▶ [EXERCISE DESCRIPTION] Where the word "Observación" appears in a line below, copy the whole line.

Source data:
%%

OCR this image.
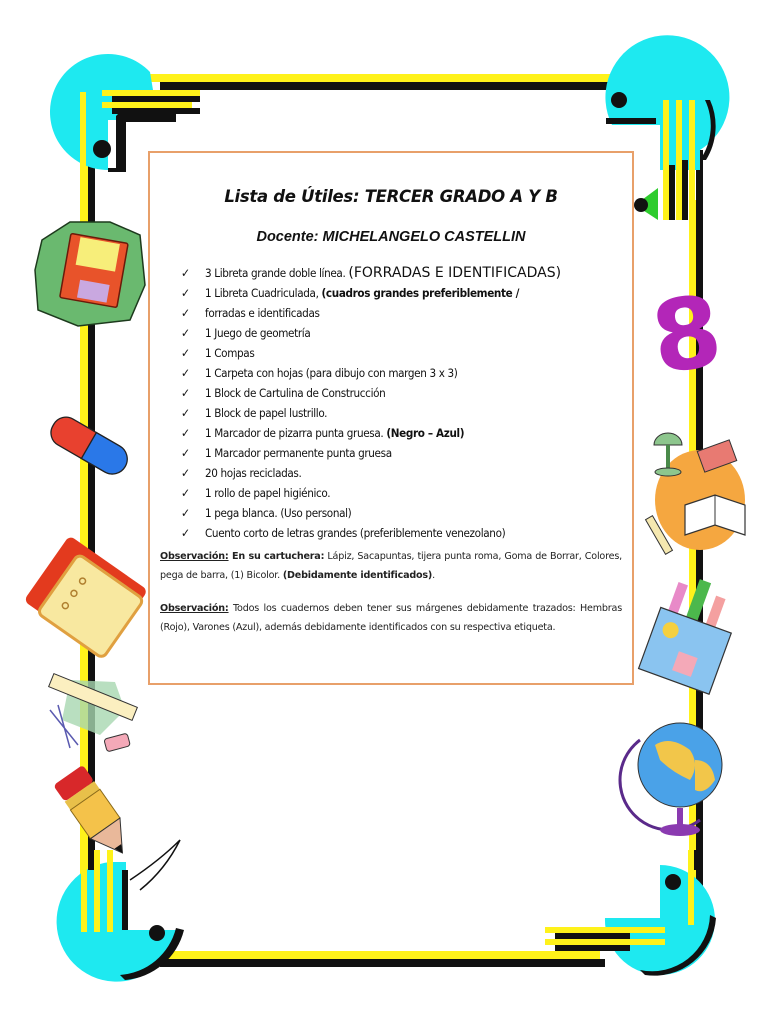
8
Lista de Útiles: TERCER GRADO A Y B
Docente: MICHELANGELO CASTELLIN
✓ 3 Libreta grande doble línea. (FORRADAS E IDENTIFICADAS)
✓ 1 Libreta Cuadriculada, (cuadros grandes preferiblemente /
✓ forradas e identificadas
✓ 1 Juego de geometría
✓ 1 Compas
✓ 1 Carpeta con hojas (para dibujo con margen 3 x 3)
✓ 1 Block de Cartulina de Construcción
✓ 1 Block de papel lustrillo.
✓ 1 Marcador de pizarra punta gruesa. (Negro – Azul)
✓ 1 Marcador permanente punta gruesa
✓ 20 hojas recicladas.
✓ 1 rollo de papel higiénico.
✓ 1 pega blanca. (Uso personal)
✓ Cuento corto de letras grandes (preferiblemente venezolano)
Observación: En su cartuchera: Lápiz, Sacapuntas, tijera punta roma, Goma de Borrar, Colores, pega de barra, (1) Bicolor. (Debidamente identificados).
Observación: Todos los cuadernos deben tener sus márgenes debidamente trazados: Hembras (Rojo), Varones (Azul), además debidamente identificados con su respectiva etiqueta.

%%

▶ [TASK ANSWER]
Observación: En su cartuchera: Lápiz, Sacapuntas, tijera punta roma, Goma de Borrar, Colores, pega de barra, (1) Bicolor. (Debidamente identificados).
Observación: Todos los cuadernos deben tener sus márgenes debidamente trazados: Hembras (Rojo), Varones (Azul), además debidamente identificados con su respectiva etiqueta.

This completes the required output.